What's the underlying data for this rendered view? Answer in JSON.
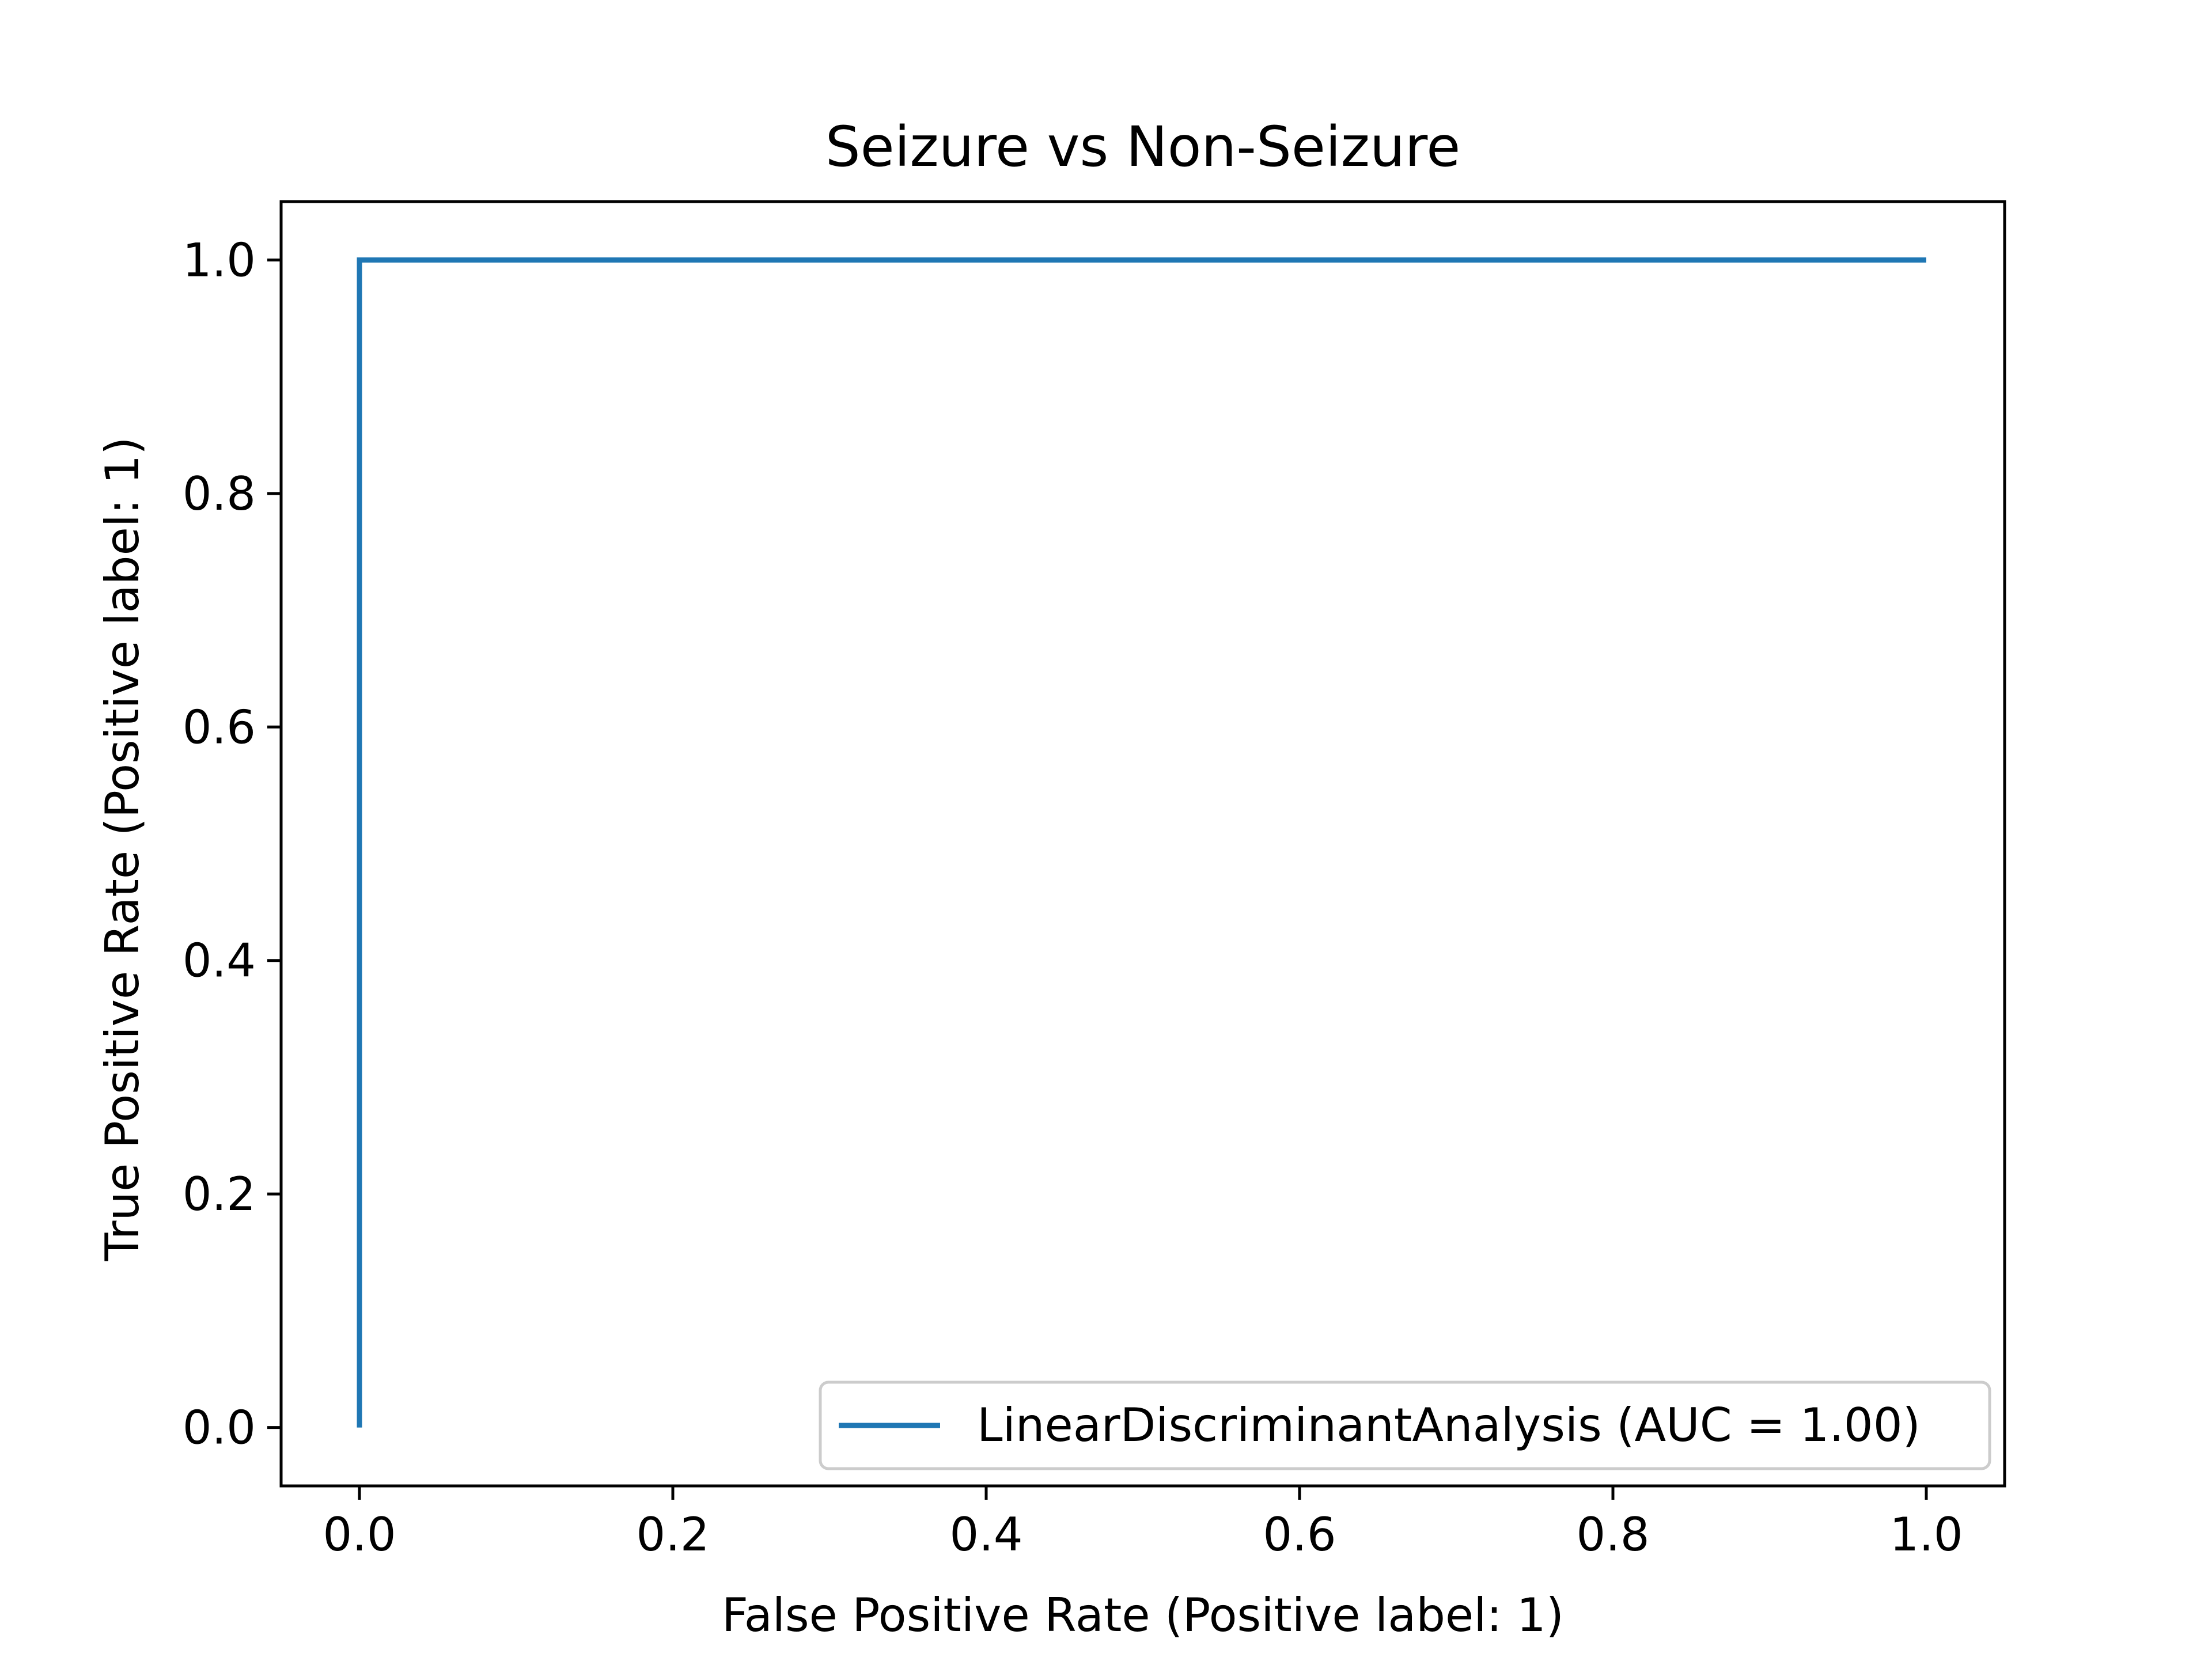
{
  "chart_data": {
    "type": "line",
    "title": "Seizure vs Non-Seizure",
    "xlabel": "False Positive Rate (Positive label: 1)",
    "ylabel": "True Positive Rate (Positive label: 1)",
    "xlim": [
      -0.05,
      1.05
    ],
    "ylim": [
      -0.05,
      1.05
    ],
    "xticks": [
      "0.0",
      "0.2",
      "0.4",
      "0.6",
      "0.8",
      "1.0"
    ],
    "yticks": [
      "0.0",
      "0.2",
      "0.4",
      "0.6",
      "0.8",
      "1.0"
    ],
    "grid": false,
    "legend_position": "lower-right",
    "series": [
      {
        "name": "LinearDiscriminantAnalysis (AUC = 1.00)",
        "color": "#1f77b4",
        "x": [
          0.0,
          0.0,
          1.0
        ],
        "y": [
          0.0,
          1.0,
          1.0
        ]
      }
    ]
  }
}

- - -

- **Required work**: Output the records above exactly as they are, leaving out the pictures.

- **Response to this task**:
What's the underlying data for this rendered view? Answer in JSON.
{
  "chart_data": {
    "type": "line",
    "title": "Seizure vs Non-Seizure",
    "xlabel": "False Positive Rate (Positive label: 1)",
    "ylabel": "True Positive Rate (Positive label: 1)",
    "xlim": [
      -0.05,
      1.05
    ],
    "ylim": [
      -0.05,
      1.05
    ],
    "xticks": [
      "0.0",
      "0.2",
      "0.4",
      "0.6",
      "0.8",
      "1.0"
    ],
    "yticks": [
      "0.0",
      "0.2",
      "0.4",
      "0.6",
      "0.8",
      "1.0"
    ],
    "grid": false,
    "legend_position": "lower-right",
    "series": [
      {
        "name": "LinearDiscriminantAnalysis (AUC = 1.00)",
        "color": "#1f77b4",
        "x": [
          0.0,
          0.0,
          1.0
        ],
        "y": [
          0.0,
          1.0,
          1.0
        ]
      }
    ]
  }
}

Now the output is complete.